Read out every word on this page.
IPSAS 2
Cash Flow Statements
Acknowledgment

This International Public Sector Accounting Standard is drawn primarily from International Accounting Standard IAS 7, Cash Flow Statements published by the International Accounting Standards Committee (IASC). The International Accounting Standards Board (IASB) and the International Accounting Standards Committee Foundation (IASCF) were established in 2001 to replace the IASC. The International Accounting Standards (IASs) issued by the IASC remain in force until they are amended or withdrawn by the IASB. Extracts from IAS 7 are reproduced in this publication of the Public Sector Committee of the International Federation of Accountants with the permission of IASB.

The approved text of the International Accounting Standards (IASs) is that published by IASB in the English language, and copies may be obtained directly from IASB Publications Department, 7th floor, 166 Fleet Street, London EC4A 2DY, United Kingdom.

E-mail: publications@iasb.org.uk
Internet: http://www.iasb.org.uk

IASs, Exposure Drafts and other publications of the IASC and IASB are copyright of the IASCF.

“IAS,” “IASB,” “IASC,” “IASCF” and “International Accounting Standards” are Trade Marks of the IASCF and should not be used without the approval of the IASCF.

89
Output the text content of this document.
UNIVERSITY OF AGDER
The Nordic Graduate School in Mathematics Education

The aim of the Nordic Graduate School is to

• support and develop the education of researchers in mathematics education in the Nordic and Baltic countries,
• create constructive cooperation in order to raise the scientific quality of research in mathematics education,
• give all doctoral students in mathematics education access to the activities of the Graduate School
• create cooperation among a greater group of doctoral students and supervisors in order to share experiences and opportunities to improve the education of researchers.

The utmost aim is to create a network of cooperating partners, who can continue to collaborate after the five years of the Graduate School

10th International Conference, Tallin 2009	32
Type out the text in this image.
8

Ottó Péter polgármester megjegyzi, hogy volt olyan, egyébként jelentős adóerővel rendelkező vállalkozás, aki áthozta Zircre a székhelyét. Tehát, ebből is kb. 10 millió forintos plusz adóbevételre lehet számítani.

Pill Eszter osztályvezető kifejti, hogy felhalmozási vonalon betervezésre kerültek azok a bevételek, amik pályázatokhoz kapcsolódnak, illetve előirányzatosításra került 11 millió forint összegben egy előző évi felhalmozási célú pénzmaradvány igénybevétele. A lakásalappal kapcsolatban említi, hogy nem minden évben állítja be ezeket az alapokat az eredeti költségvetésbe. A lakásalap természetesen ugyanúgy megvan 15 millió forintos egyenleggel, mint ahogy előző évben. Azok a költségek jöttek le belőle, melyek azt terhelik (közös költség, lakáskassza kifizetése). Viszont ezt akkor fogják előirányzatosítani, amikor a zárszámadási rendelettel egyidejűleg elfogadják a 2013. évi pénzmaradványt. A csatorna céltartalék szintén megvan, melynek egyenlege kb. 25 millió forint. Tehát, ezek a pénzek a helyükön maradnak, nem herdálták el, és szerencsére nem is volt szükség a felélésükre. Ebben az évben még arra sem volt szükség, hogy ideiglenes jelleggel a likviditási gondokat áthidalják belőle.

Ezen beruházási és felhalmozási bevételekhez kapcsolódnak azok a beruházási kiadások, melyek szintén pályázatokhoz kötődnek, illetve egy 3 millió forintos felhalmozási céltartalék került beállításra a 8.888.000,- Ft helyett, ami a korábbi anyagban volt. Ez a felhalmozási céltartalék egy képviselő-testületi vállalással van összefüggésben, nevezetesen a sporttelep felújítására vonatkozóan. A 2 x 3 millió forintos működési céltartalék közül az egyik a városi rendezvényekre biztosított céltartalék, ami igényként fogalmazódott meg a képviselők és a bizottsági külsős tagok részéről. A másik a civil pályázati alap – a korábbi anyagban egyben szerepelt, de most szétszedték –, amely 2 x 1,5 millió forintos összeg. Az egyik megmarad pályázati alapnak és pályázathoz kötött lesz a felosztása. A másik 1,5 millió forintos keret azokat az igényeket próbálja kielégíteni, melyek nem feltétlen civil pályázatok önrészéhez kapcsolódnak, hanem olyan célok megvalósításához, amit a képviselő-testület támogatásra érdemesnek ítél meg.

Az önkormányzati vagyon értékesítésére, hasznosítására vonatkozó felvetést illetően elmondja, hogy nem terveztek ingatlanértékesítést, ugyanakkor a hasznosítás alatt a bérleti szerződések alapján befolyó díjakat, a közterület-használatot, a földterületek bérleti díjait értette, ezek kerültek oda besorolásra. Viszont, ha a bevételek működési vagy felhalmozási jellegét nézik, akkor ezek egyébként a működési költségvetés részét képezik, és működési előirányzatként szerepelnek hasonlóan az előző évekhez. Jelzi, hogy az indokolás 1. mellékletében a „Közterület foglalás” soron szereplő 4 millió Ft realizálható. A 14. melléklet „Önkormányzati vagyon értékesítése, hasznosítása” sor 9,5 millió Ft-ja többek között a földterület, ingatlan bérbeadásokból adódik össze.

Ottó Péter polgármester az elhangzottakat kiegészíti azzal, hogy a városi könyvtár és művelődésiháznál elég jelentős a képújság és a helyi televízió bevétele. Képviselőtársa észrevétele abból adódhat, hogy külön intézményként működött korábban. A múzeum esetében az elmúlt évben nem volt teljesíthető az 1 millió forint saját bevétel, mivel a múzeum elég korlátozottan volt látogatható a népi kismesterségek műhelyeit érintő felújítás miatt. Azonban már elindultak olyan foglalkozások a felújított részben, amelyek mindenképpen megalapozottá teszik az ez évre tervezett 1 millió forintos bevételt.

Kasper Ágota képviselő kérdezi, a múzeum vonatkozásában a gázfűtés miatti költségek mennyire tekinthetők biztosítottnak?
------------
• Exercise brief:
Copy each line of the data above without altering a single character.

• Complete response:
Read out every word on this page.
IPSAS 2
Cash Flow Statements
Acknowledgment

This International Public Sector Accounting Standard is drawn primarily from International Accounting Standard IAS 7, Cash Flow Statements published by the International Accounting Standards Committee (IASC). The International Accounting Standards Board (IASB) and the International Accounting Standards Committee Foundation (IASCF) were established in 2001 to replace the IASC. The International Accounting Standards (IASs) issued by the IASC remain in force until they are amended or withdrawn by the IASB. Extracts from IAS 7 are reproduced in this publication of the Public Sector Committee of the International Federation of Accountants with the permission of IASB.

The approved text of the International Accounting Standards (IASs) is that published by IASB in the English language, and copies may be obtained directly from IASB Publications Department, 7th floor, 166 Fleet Street, London EC4A 2DY, United Kingdom.

E-mail: publications@iasb.org.uk
Internet: http://www.iasb.org.uk

IASs, Exposure Drafts and other publications of the IASC and IASB are copyright of the IASCF.

“IAS,” “IASB,” “IASC,” “IASCF” and “International Accounting Standards” are Trade Marks of the IASCF and should not be used without the approval of the IASCF.

89
Output the text content of this document.
UNIVERSITY OF AGDER
The Nordic Graduate School in Mathematics Education

The aim of the Nordic Graduate School is to

• support and develop the education of researchers in mathematics education in the Nordic and Baltic countries,
• create constructive cooperation in order to raise the scientific quality of research in mathematics education,
• give all doctoral students in mathematics education access to the activities of the Graduate School
• create cooperation among a greater group of doctoral students and supervisors in order to share experiences and opportunities to improve the education of researchers.

The utmost aim is to create a network of cooperating partners, who can continue to collaborate after the five years of the Graduate School

10th International Conference, Tallin 2009	32
Type out the text in this image.
8

Ottó Péter polgármester megjegyzi, hogy volt olyan, egyébként jelentős adóerővel rendelkező vállalkozás, aki áthozta Zircre a székhelyét. Tehát, ebből is kb. 10 millió forintos plusz adóbevételre lehet számítani.

Pill Eszter osztályvezető kifejti, hogy felhalmozási vonalon betervezésre kerültek azok a bevételek, amik pályázatokhoz kapcsolódnak, illetve előirányzatosításra került 11 millió forint összegben egy előző évi felhalmozási célú pénzmaradvány igénybevétele. A lakásalappal kapcsolatban említi, hogy nem minden évben állítja be ezeket az alapokat az eredeti költségvetésbe. A lakásalap természetesen ugyanúgy megvan 15 millió forintos egyenleggel, mint ahogy előző évben. Azok a költségek jöttek le belőle, melyek azt terhelik (közös költség, lakáskassza kifizetése). Viszont ezt akkor fogják előirányzatosítani, amikor a zárszámadási rendelettel egyidejűleg elfogadják a 2013. évi pénzmaradványt. A csatorna céltartalék szintén megvan, melynek egyenlege kb. 25 millió forint. Tehát, ezek a pénzek a helyükön maradnak, nem herdálták el, és szerencsére nem is volt szükség a felélésükre. Ebben az évben még arra sem volt szükség, hogy ideiglenes jelleggel a likviditási gondokat áthidalják belőle.

Ezen beruházási és felhalmozási bevételekhez kapcsolódnak azok a beruházási kiadások, melyek szintén pályázatokhoz kötődnek, illetve egy 3 millió forintos felhalmozási céltartalék került beállításra a 8.888.000,- Ft helyett, ami a korábbi anyagban volt. Ez a felhalmozási céltartalék egy képviselő-testületi vállalással van összefüggésben, nevezetesen a sporttelep felújítására vonatkozóan. A 2 x 3 millió forintos működési céltartalék közül az egyik a városi rendezvényekre biztosított céltartalék, ami igényként fogalmazódott meg a képviselők és a bizottsági külsős tagok részéről. A másik a civil pályázati alap – a korábbi anyagban egyben szerepelt, de most szétszedték –, amely 2 x 1,5 millió forintos összeg. Az egyik megmarad pályázati alapnak és pályázathoz kötött lesz a felosztása. A másik 1,5 millió forintos keret azokat az igényeket próbálja kielégíteni, melyek nem feltétlen civil pályázatok önrészéhez kapcsolódnak, hanem olyan célok megvalósításához, amit a képviselő-testület támogatásra érdemesnek ítél meg.

Az önkormányzati vagyon értékesítésére, hasznosítására vonatkozó felvetést illetően elmondja, hogy nem terveztek ingatlanértékesítést, ugyanakkor a hasznosítás alatt a bérleti szerződések alapján befolyó díjakat, a közterület-használatot, a földterületek bérleti díjait értette, ezek kerültek oda besorolásra. Viszont, ha a bevételek működési vagy felhalmozási jellegét nézik, akkor ezek egyébként a működési költségvetés részét képezik, és működési előirányzatként szerepelnek hasonlóan az előző évekhez. Jelzi, hogy az indokolás 1. mellékletében a „Közterület foglalás” soron szereplő 4 millió Ft realizálható. A 14. melléklet „Önkormányzati vagyon értékesítése, hasznosítása” sor 9,5 millió Ft-ja többek között a földterület, ingatlan bérbeadásokból adódik össze.

Ottó Péter polgármester az elhangzottakat kiegészíti azzal, hogy a városi könyvtár és művelődésiháznál elég jelentős a képújság és a helyi televízió bevétele. Képviselőtársa észrevétele abból adódhat, hogy külön intézményként működött korábban. A múzeum esetében az elmúlt évben nem volt teljesíthető az 1 millió forint saját bevétel, mivel a múzeum elég korlátozottan volt látogatható a népi kismesterségek műhelyeit érintő felújítás miatt. Azonban már elindultak olyan foglalkozások a felújított részben, amelyek mindenképpen megalapozottá teszik az ez évre tervezett 1 millió forintos bevételt.

Kasper Ágota képviselő kérdezi, a múzeum vonatkozásában a gázfűtés miatti költségek mennyire tekinthetők biztosítottnak?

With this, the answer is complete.